■ The problem: In the data below, find every line with the string "ylabel" and pull it out.

■ Extracted records:

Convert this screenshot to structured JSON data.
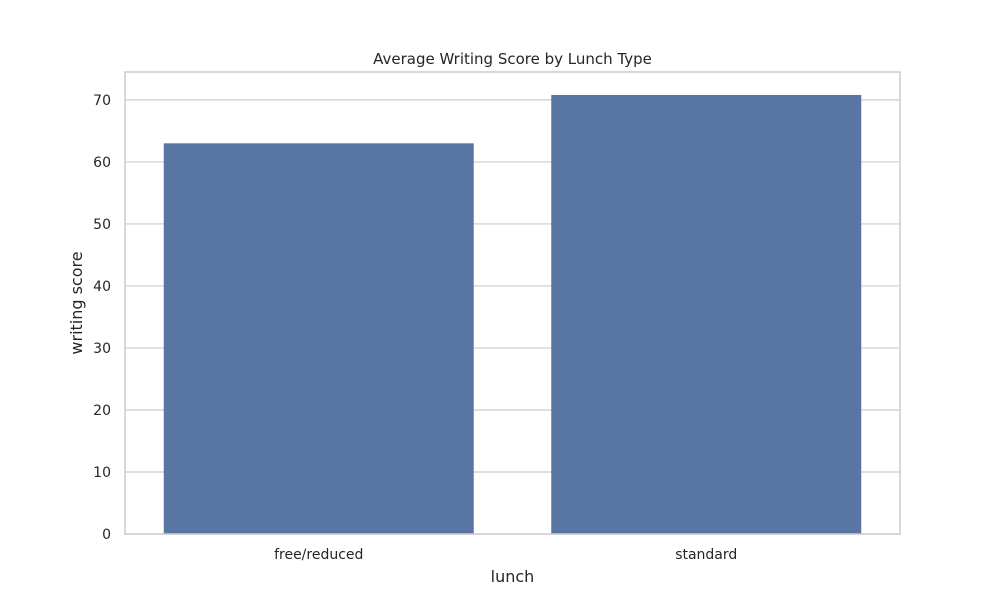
{
  "chart_data": {
    "type": "bar",
    "title": "Average Writing Score by Lunch Type",
    "xlabel": "lunch",
    "ylabel": "writing score",
    "categories": [
      "free/reduced",
      "standard"
    ],
    "values": [
      63.0,
      70.8
    ],
    "ylim": [
      0,
      74.5
    ],
    "yticks": [
      0,
      10,
      20,
      30,
      40,
      50,
      60,
      70
    ],
    "ytick_labels": [
      "0",
      "10",
      "20",
      "30",
      "40",
      "50",
      "60",
      "70"
    ],
    "grid": true,
    "legend": "none",
    "colors": {
      "bar": "#5875a4",
      "grid": "#cccccc",
      "frame": "#cccccc",
      "text": "#262626"
    }
  }
}
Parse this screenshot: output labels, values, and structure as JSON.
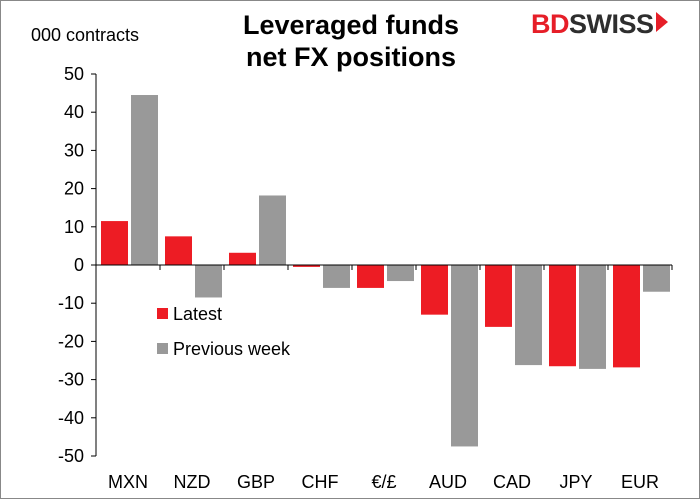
{
  "chart_data": {
    "type": "bar",
    "title": "Leveraged funds net FX positions",
    "title_lines": [
      "Leveraged funds",
      "net FX positions"
    ],
    "ylabel": "000 contracts",
    "xlabel": "",
    "categories": [
      "MXN",
      "NZD",
      "GBP",
      "CHF",
      "€/£",
      "AUD",
      "CAD",
      "JPY",
      "EUR"
    ],
    "series": [
      {
        "name": "Latest",
        "color": "#ed1c24",
        "values": [
          11.5,
          7.5,
          3.2,
          -0.5,
          -6,
          -13,
          -16.2,
          -26.5,
          -26.8
        ]
      },
      {
        "name": "Previous week",
        "color": "#999999",
        "values": [
          44.5,
          -8.5,
          18.2,
          -6,
          -4.2,
          -47.5,
          -26.2,
          -27.2,
          -7
        ]
      }
    ],
    "ylim": [
      -50,
      50
    ],
    "yticks": [
      50,
      40,
      30,
      20,
      10,
      0,
      -10,
      -20,
      -30,
      -40,
      -50
    ],
    "legend_position": "center-left",
    "grid": false
  },
  "brand": {
    "part1": "BD",
    "part2": "SWISS",
    "accent": "#e61e28"
  }
}
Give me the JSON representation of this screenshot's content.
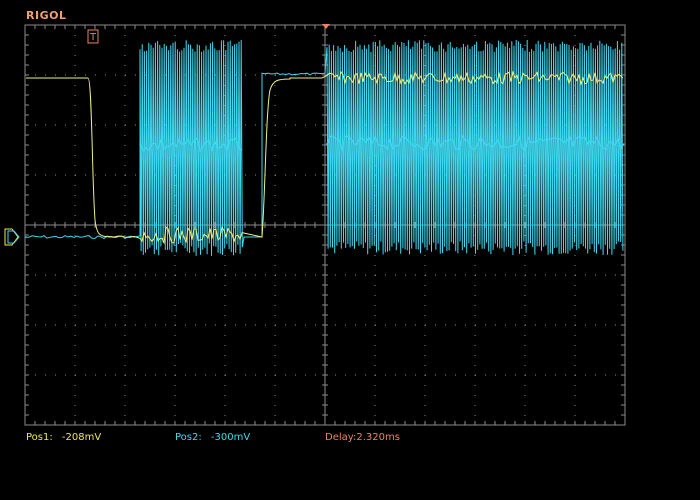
{
  "brand": "RIGOL",
  "status": {
    "pos1_label": "Pos1:",
    "pos1_value": "-208mV",
    "pos2_label": "Pos2:",
    "pos2_value": "-300mV",
    "delay_label": "Delay:",
    "delay_value": "2.320ms"
  },
  "markers": {
    "trigger": "T",
    "channel_ground": "⊟"
  },
  "colors": {
    "ch1": "#f0f080",
    "ch2": "#40d8f0",
    "grid": "#8a8a8a",
    "brand": "#f0a070",
    "delay": "#f08060"
  }
}
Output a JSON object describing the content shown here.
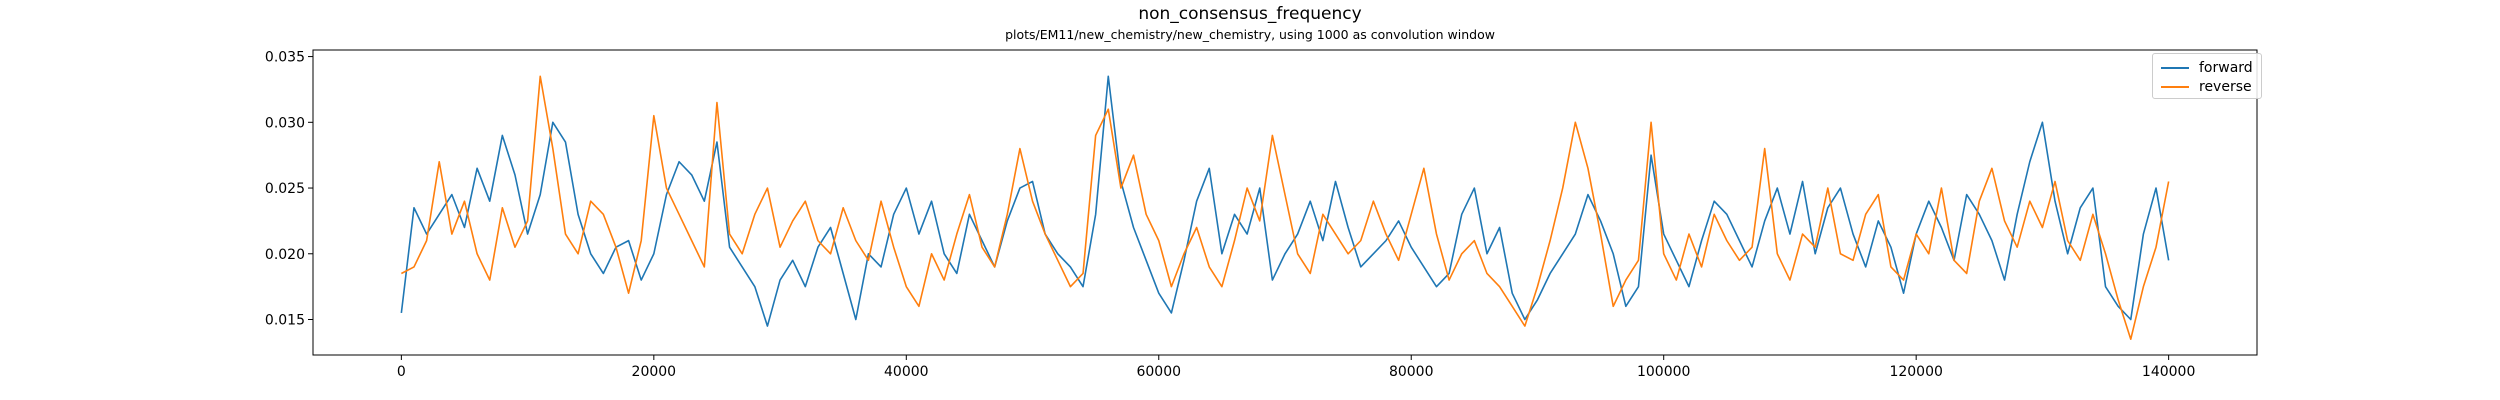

■ Response below:
    "ylabel": "writing score",
    "ylabel": "000 contracts",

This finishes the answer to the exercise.